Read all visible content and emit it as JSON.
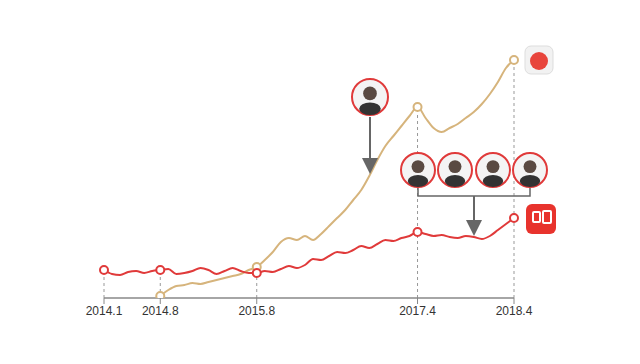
{
  "chart_data": {
    "type": "line",
    "categories": [
      "2014.1",
      null,
      null,
      null,
      null,
      null,
      null,
      "2014.8",
      null,
      null,
      null,
      null,
      null,
      null,
      null,
      null,
      null,
      null,
      null,
      "2015.8",
      null,
      null,
      null,
      null,
      null,
      null,
      null,
      null,
      null,
      null,
      null,
      null,
      null,
      null,
      null,
      null,
      null,
      null,
      null,
      "2017.4",
      null,
      null,
      null,
      null,
      null,
      null,
      null,
      null,
      null,
      null,
      null,
      "2018.4"
    ],
    "series": [
      {
        "color": "#d6b47c",
        "marker": "circle",
        "values": [
          null,
          null,
          null,
          null,
          null,
          null,
          null,
          2,
          8,
          12,
          13,
          15,
          14,
          16,
          18,
          20,
          22,
          24,
          28,
          31,
          38,
          46,
          56,
          60,
          58,
          62,
          58,
          64,
          72,
          80,
          88,
          98,
          108,
          122,
          138,
          152,
          162,
          172,
          182,
          191,
          180,
          170,
          166,
          170,
          174,
          180,
          186,
          194,
          204,
          216,
          230,
          238
        ]
      },
      {
        "color": "#e03a3a",
        "marker": "circle",
        "values": [
          28,
          24,
          23,
          26,
          27,
          25,
          27,
          28,
          29,
          24,
          25,
          27,
          30,
          28,
          24,
          27,
          30,
          27,
          25,
          25,
          27,
          26,
          29,
          32,
          30,
          33,
          39,
          38,
          42,
          46,
          45,
          48,
          52,
          50,
          54,
          58,
          57,
          60,
          62,
          66,
          64,
          62,
          63,
          61,
          60,
          62,
          61,
          59,
          62,
          68,
          74,
          80
        ]
      }
    ],
    "ylim": [
      0,
      260
    ],
    "tick_labels": "x",
    "grid": false
  }
}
────────────────
The exercise
Reproduce the listing above exactly, excluding all pictures.

Finished answer
Read all visible content and emit it as JSON.
{
  "chart_data": {
    "type": "line",
    "categories": [
      "2014.1",
      null,
      null,
      null,
      null,
      null,
      null,
      "2014.8",
      null,
      null,
      null,
      null,
      null,
      null,
      null,
      null,
      null,
      null,
      null,
      "2015.8",
      null,
      null,
      null,
      null,
      null,
      null,
      null,
      null,
      null,
      null,
      null,
      null,
      null,
      null,
      null,
      null,
      null,
      null,
      null,
      "2017.4",
      null,
      null,
      null,
      null,
      null,
      null,
      null,
      null,
      null,
      null,
      null,
      "2018.4"
    ],
    "series": [
      {
        "color": "#d6b47c",
        "marker": "circle",
        "values": [
          null,
          null,
          null,
          null,
          null,
          null,
          null,
          2,
          8,
          12,
          13,
          15,
          14,
          16,
          18,
          20,
          22,
          24,
          28,
          31,
          38,
          46,
          56,
          60,
          58,
          62,
          58,
          64,
          72,
          80,
          88,
          98,
          108,
          122,
          138,
          152,
          162,
          172,
          182,
          191,
          180,
          170,
          166,
          170,
          174,
          180,
          186,
          194,
          204,
          216,
          230,
          238
        ]
      },
      {
        "color": "#e03a3a",
        "marker": "circle",
        "values": [
          28,
          24,
          23,
          26,
          27,
          25,
          27,
          28,
          29,
          24,
          25,
          27,
          30,
          28,
          24,
          27,
          30,
          27,
          25,
          25,
          27,
          26,
          29,
          32,
          30,
          33,
          39,
          38,
          42,
          46,
          45,
          48,
          52,
          50,
          54,
          58,
          57,
          60,
          62,
          66,
          64,
          62,
          63,
          61,
          60,
          62,
          61,
          59,
          62,
          68,
          74,
          80
        ]
      }
    ],
    "ylim": [
      0,
      260
    ],
    "tick_labels": "x",
    "grid": false
  }
}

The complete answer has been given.